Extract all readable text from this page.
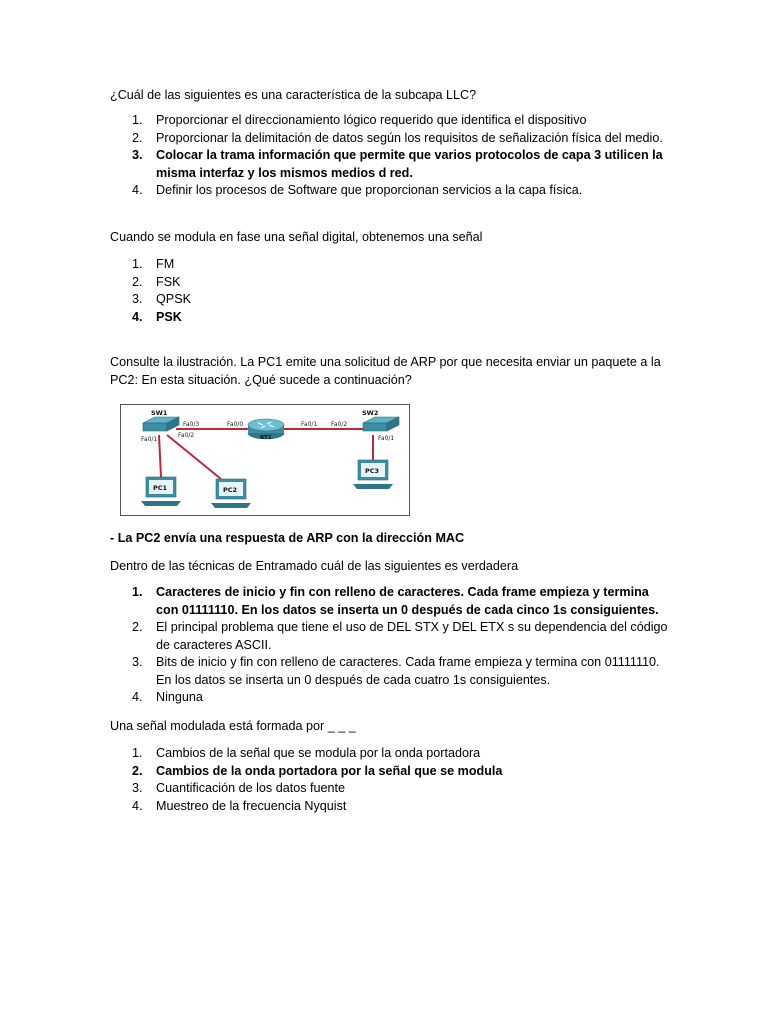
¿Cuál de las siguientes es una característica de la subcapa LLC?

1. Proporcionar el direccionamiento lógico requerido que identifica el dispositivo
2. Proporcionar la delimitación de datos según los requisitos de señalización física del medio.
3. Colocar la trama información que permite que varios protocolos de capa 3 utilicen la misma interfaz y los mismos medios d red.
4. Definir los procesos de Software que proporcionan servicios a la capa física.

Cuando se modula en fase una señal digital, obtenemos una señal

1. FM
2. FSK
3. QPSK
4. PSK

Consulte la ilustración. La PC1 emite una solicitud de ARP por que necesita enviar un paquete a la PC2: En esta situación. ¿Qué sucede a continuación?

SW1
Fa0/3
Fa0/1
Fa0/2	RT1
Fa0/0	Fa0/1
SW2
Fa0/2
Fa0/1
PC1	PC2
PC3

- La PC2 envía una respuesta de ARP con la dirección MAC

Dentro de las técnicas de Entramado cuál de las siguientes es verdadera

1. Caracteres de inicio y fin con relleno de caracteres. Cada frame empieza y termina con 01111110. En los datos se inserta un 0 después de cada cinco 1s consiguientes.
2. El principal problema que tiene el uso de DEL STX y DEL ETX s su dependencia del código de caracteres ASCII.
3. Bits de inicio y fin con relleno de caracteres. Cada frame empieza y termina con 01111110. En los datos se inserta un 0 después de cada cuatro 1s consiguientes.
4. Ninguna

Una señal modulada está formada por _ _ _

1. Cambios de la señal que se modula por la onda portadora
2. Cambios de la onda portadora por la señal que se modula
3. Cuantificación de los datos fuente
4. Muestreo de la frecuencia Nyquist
----
To do:
Any pictures should be dropped; transcribe the rest of the records above exactly.

Result of this task:
Extract all readable text from this page.
¿Cuál de las siguientes es una característica de la subcapa LLC?

1. Proporcionar el direccionamiento lógico requerido que identifica el dispositivo
2. Proporcionar la delimitación de datos según los requisitos de señalización física del medio.
3. Colocar la trama información que permite que varios protocolos de capa 3 utilicen la misma interfaz y los mismos medios d red.
4. Definir los procesos de Software que proporcionan servicios a la capa física.

Cuando se modula en fase una señal digital, obtenemos una señal

1. FM
2. FSK
3. QPSK
4. PSK

Consulte la ilustración. La PC1 emite una solicitud de ARP por que necesita enviar un paquete a la PC2: En esta situación. ¿Qué sucede a continuación?

SW1
Fa0/3
Fa0/1
Fa0/2	RT1
Fa0/0	Fa0/1
SW2
Fa0/2
Fa0/1
PC1	PC2
PC3

- La PC2 envía una respuesta de ARP con la dirección MAC

Dentro de las técnicas de Entramado cuál de las siguientes es verdadera

1. Caracteres de inicio y fin con relleno de caracteres. Cada frame empieza y termina con 01111110. En los datos se inserta un 0 después de cada cinco 1s consiguientes.
2. El principal problema que tiene el uso de DEL STX y DEL ETX s su dependencia del código de caracteres ASCII.
3. Bits de inicio y fin con relleno de caracteres. Cada frame empieza y termina con 01111110. En los datos se inserta un 0 después de cada cuatro 1s consiguientes.
4. Ninguna

Una señal modulada está formada por _ _ _

1. Cambios de la señal que se modula por la onda portadora
2. Cambios de la onda portadora por la señal que se modula
3. Cuantificación de los datos fuente
4. Muestreo de la frecuencia Nyquist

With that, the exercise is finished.